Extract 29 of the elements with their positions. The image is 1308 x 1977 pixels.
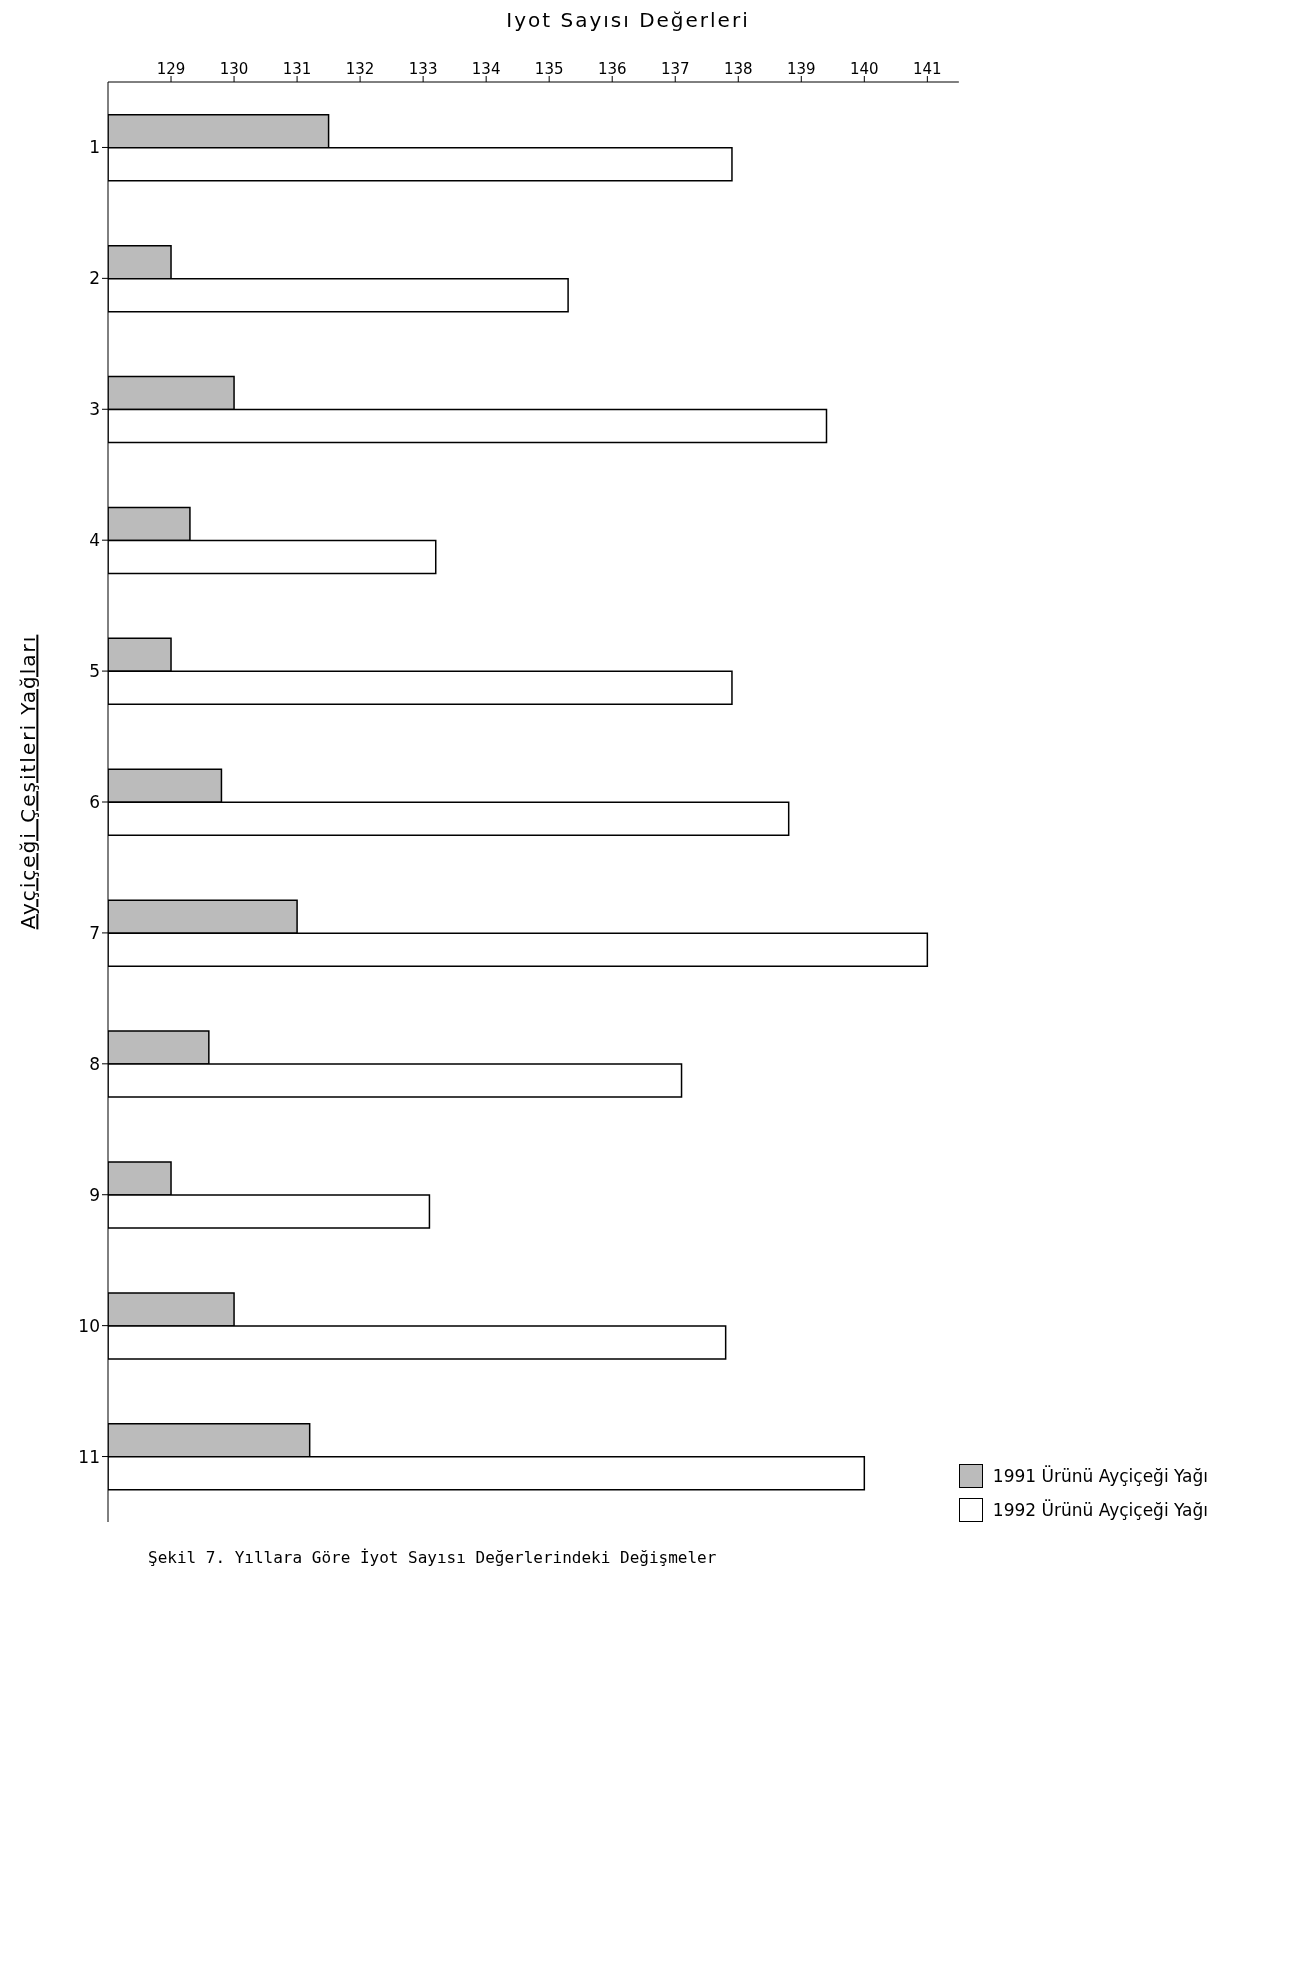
y-tick-label: 5 — [89, 661, 100, 682]
text: Şekil 7. Yıllara Göre İyot Sayısı Değerlerindeki Değişmeler — [148, 1548, 718, 1567]
x-tick-label: 133 — [408, 60, 438, 78]
y-tick-label: 6 — [89, 792, 100, 813]
y-tick-label: 1 — [89, 137, 100, 158]
x-tick-label: 136 — [597, 60, 627, 78]
x-tick-label: 141 — [913, 60, 942, 78]
y-tick-label: 8 — [89, 1053, 100, 1074]
y-tick-label: 2 — [89, 268, 100, 289]
x-tick-label: 130 — [219, 60, 249, 78]
x-axis-title: Iyot Sayısı Değerleri — [505, 8, 751, 32]
x-tick-label: 131 — [282, 60, 312, 78]
y-tick-label: 9 — [89, 1184, 100, 1205]
y-tick-label: 3 — [89, 399, 100, 420]
x-tick-label: 139 — [786, 60, 816, 78]
x-tick-label: 134 — [471, 60, 501, 78]
x-tick-label: 138 — [723, 60, 753, 78]
y-tick-label: 7 — [89, 922, 100, 943]
y-tick-label: 11 — [78, 1446, 100, 1467]
y-tick-label: 4 — [89, 530, 100, 551]
legend-label: 1992 Ürünü Ayçiçeği Yağı — [992, 1500, 1208, 1520]
x-tick-label: 137 — [660, 60, 690, 78]
legend-label: 1991 Ürünü Ayçiçeği Yağı — [992, 1466, 1208, 1486]
x-tick-label: 135 — [534, 60, 564, 78]
x-tick-label: 129 — [156, 60, 186, 78]
y-axis-title: Ayçiçeği Çeşitleri Yağları — [16, 634, 40, 930]
x-tick-label: 132 — [345, 60, 375, 78]
x-tick-label: 140 — [850, 60, 879, 78]
y-tick-label: 10 — [78, 1315, 100, 1336]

• • •

__TASK__. Reproduce the rows from the line containing "y-tick-label: 5 — [89, 661, 100, 682]" up to and including the line containing "x-tick-label: 131 — [282, 60, 312, 78]", with no change to any character.

__TASK RESPONSE__.
y-tick-label: 5 — [89, 661, 100, 682]
text: Şekil 7. Yıllara Göre İyot Sayısı Değerlerindeki Değişmeler — [148, 1548, 718, 1567]
x-tick-label: 133 — [408, 60, 438, 78]
y-tick-label: 6 — [89, 792, 100, 813]
y-tick-label: 1 — [89, 137, 100, 158]
x-tick-label: 136 — [597, 60, 627, 78]
x-tick-label: 141 — [913, 60, 942, 78]
y-tick-label: 8 — [89, 1053, 100, 1074]
y-tick-label: 2 — [89, 268, 100, 289]
x-tick-label: 130 — [219, 60, 249, 78]
x-axis-title: Iyot Sayısı Değerleri — [505, 8, 751, 32]
x-tick-label: 131 — [282, 60, 312, 78]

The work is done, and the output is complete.